▶ [Exercise instructions]: Return all of the data exactly as given.

▶ [Raw records]:
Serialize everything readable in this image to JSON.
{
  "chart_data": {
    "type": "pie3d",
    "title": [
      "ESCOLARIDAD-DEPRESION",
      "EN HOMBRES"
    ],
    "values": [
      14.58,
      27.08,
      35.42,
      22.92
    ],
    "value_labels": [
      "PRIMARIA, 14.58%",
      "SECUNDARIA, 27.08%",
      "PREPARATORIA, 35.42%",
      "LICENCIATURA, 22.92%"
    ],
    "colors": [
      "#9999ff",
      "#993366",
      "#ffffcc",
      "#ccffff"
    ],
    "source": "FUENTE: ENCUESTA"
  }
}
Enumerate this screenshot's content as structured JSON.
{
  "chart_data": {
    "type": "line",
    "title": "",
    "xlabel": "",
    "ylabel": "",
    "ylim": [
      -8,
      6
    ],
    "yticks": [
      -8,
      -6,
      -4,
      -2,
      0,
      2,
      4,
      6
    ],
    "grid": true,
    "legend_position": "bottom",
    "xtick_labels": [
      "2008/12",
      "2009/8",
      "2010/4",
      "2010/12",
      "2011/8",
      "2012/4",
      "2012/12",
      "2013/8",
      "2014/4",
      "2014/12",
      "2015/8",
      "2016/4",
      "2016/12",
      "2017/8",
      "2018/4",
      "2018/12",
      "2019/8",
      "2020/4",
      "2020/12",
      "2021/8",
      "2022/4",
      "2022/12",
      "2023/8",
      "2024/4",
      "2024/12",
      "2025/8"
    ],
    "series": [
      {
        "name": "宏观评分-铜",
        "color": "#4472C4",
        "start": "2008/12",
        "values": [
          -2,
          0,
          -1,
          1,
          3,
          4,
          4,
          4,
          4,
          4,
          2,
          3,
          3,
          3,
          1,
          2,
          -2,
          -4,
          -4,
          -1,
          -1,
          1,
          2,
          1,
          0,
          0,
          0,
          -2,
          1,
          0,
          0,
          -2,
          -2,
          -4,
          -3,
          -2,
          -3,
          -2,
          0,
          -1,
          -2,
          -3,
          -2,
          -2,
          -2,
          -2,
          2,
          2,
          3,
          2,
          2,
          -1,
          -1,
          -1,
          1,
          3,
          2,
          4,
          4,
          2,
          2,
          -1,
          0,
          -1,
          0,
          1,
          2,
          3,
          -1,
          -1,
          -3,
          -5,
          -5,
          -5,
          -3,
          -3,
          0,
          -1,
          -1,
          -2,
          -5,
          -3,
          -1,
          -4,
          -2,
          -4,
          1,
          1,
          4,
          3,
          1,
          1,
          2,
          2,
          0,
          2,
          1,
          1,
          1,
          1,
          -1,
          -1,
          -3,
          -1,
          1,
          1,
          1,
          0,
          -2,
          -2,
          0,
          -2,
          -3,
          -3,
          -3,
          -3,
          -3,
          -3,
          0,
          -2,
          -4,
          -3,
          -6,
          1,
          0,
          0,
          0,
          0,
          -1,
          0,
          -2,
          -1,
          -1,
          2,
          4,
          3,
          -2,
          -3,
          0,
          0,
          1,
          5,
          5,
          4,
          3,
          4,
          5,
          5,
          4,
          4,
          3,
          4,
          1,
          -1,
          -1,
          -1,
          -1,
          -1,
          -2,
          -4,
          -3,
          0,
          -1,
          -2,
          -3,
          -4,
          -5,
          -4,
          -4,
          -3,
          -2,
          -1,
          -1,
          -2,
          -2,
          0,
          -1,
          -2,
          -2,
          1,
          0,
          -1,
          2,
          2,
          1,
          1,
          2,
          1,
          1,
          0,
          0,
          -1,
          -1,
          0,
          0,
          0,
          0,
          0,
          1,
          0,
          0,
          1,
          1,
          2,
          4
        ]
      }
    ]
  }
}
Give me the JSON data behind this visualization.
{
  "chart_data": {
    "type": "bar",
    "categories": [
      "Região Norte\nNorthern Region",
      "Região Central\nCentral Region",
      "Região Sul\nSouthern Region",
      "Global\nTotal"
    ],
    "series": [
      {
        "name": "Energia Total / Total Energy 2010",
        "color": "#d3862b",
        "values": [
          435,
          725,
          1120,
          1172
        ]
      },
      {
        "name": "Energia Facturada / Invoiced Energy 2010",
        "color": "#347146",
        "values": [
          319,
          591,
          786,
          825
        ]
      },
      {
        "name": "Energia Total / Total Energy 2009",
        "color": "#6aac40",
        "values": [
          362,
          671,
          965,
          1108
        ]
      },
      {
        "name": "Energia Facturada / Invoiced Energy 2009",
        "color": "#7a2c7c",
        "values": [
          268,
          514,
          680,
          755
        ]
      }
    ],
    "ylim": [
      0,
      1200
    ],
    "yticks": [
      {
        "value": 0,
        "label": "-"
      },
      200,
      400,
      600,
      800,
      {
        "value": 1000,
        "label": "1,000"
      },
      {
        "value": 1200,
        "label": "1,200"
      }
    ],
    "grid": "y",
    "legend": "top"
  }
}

▶ [Task answer]:
Serialize everything readable in this image to JSON.
{
  "chart_data": {
    "type": "pie3d",
    "title": [
      "ESCOLARIDAD-DEPRESION",
      "EN HOMBRES"
    ],
    "values": [
      14.58,
      27.08,
      35.42,
      22.92
    ],
    "value_labels": [
      "PRIMARIA, 14.58%",
      "SECUNDARIA, 27.08%",
      "PREPARATORIA, 35.42%",
      "LICENCIATURA, 22.92%"
    ],
    "colors": [
      "#9999ff",
      "#993366",
      "#ffffcc",
      "#ccffff"
    ],
    "source": "FUENTE: ENCUESTA"
  }
}
Enumerate this screenshot's content as structured JSON.
{
  "chart_data": {
    "type": "line",
    "title": "",
    "xlabel": "",
    "ylabel": "",
    "ylim": [
      -8,
      6
    ],
    "yticks": [
      -8,
      -6,
      -4,
      -2,
      0,
      2,
      4,
      6
    ],
    "grid": true,
    "legend_position": "bottom",
    "xtick_labels": [
      "2008/12",
      "2009/8",
      "2010/4",
      "2010/12",
      "2011/8",
      "2012/4",
      "2012/12",
      "2013/8",
      "2014/4",
      "2014/12",
      "2015/8",
      "2016/4",
      "2016/12",
      "2017/8",
      "2018/4",
      "2018/12",
      "2019/8",
      "2020/4",
      "2020/12",
      "2021/8",
      "2022/4",
      "2022/12",
      "2023/8",
      "2024/4",
      "2024/12",
      "2025/8"
    ],
    "series": [
      {
        "name": "宏观评分-铜",
        "color": "#4472C4",
        "start": "2008/12",
        "values": [
          -2,
          0,
          -1,
          1,
          3,
          4,
          4,
          4,
          4,
          4,
          2,
          3,
          3,
          3,
          1,
          2,
          -2,
          -4,
          -4,
          -1,
          -1,
          1,
          2,
          1,
          0,
          0,
          0,
          -2,
          1,
          0,
          0,
          -2,
          -2,
          -4,
          -3,
          -2,
          -3,
          -2,
          0,
          -1,
          -2,
          -3,
          -2,
          -2,
          -2,
          -2,
          2,
          2,
          3,
          2,
          2,
          -1,
          -1,
          -1,
          1,
          3,
          2,
          4,
          4,
          2,
          2,
          -1,
          0,
          -1,
          0,
          1,
          2,
          3,
          -1,
          -1,
          -3,
          -5,
          -5,
          -5,
          -3,
          -3,
          0,
          -1,
          -1,
          -2,
          -5,
          -3,
          -1,
          -4,
          -2,
          -4,
          1,
          1,
          4,
          3,
          1,
          1,
          2,
          2,
          0,
          2,
          1,
          1,
          1,
          1,
          -1,
          -1,
          -3,
          -1,
          1,
          1,
          1,
          0,
          -2,
          -2,
          0,
          -2,
          -3,
          -3,
          -3,
          -3,
          -3,
          -3,
          0,
          -2,
          -4,
          -3,
          -6,
          1,
          0,
          0,
          0,
          0,
          -1,
          0,
          -2,
          -1,
          -1,
          2,
          4,
          3,
          -2,
          -3,
          0,
          0,
          1,
          5,
          5,
          4,
          3,
          4,
          5,
          5,
          4,
          4,
          3,
          4,
          1,
          -1,
          -1,
          -1,
          -1,
          -1,
          -2,
          -4,
          -3,
          0,
          -1,
          -2,
          -3,
          -4,
          -5,
          -4,
          -4,
          -3,
          -2,
          -1,
          -1,
          -2,
          -2,
          0,
          -1,
          -2,
          -2,
          1,
          0,
          -1,
          2,
          2,
          1,
          1,
          2,
          1,
          1,
          0,
          0,
          -1,
          -1,
          0,
          0,
          0,
          0,
          0,
          1,
          0,
          0,
          1,
          1,
          2,
          4
        ]
      }
    ]
  }
}
Give me the JSON data behind this visualization.
{
  "chart_data": {
    "type": "bar",
    "categories": [
      "Região Norte\nNorthern Region",
      "Região Central\nCentral Region",
      "Região Sul\nSouthern Region",
      "Global\nTotal"
    ],
    "series": [
      {
        "name": "Energia Total / Total Energy 2010",
        "color": "#d3862b",
        "values": [
          435,
          725,
          1120,
          1172
        ]
      },
      {
        "name": "Energia Facturada / Invoiced Energy 2010",
        "color": "#347146",
        "values": [
          319,
          591,
          786,
          825
        ]
      },
      {
        "name": "Energia Total / Total Energy 2009",
        "color": "#6aac40",
        "values": [
          362,
          671,
          965,
          1108
        ]
      },
      {
        "name": "Energia Facturada / Invoiced Energy 2009",
        "color": "#7a2c7c",
        "values": [
          268,
          514,
          680,
          755
        ]
      }
    ],
    "ylim": [
      0,
      1200
    ],
    "yticks": [
      {
        "value": 0,
        "label": "-"
      },
      200,
      400,
      600,
      800,
      {
        "value": 1000,
        "label": "1,000"
      },
      {
        "value": 1200,
        "label": "1,200"
      }
    ],
    "grid": "y",
    "legend": "top"
  }
}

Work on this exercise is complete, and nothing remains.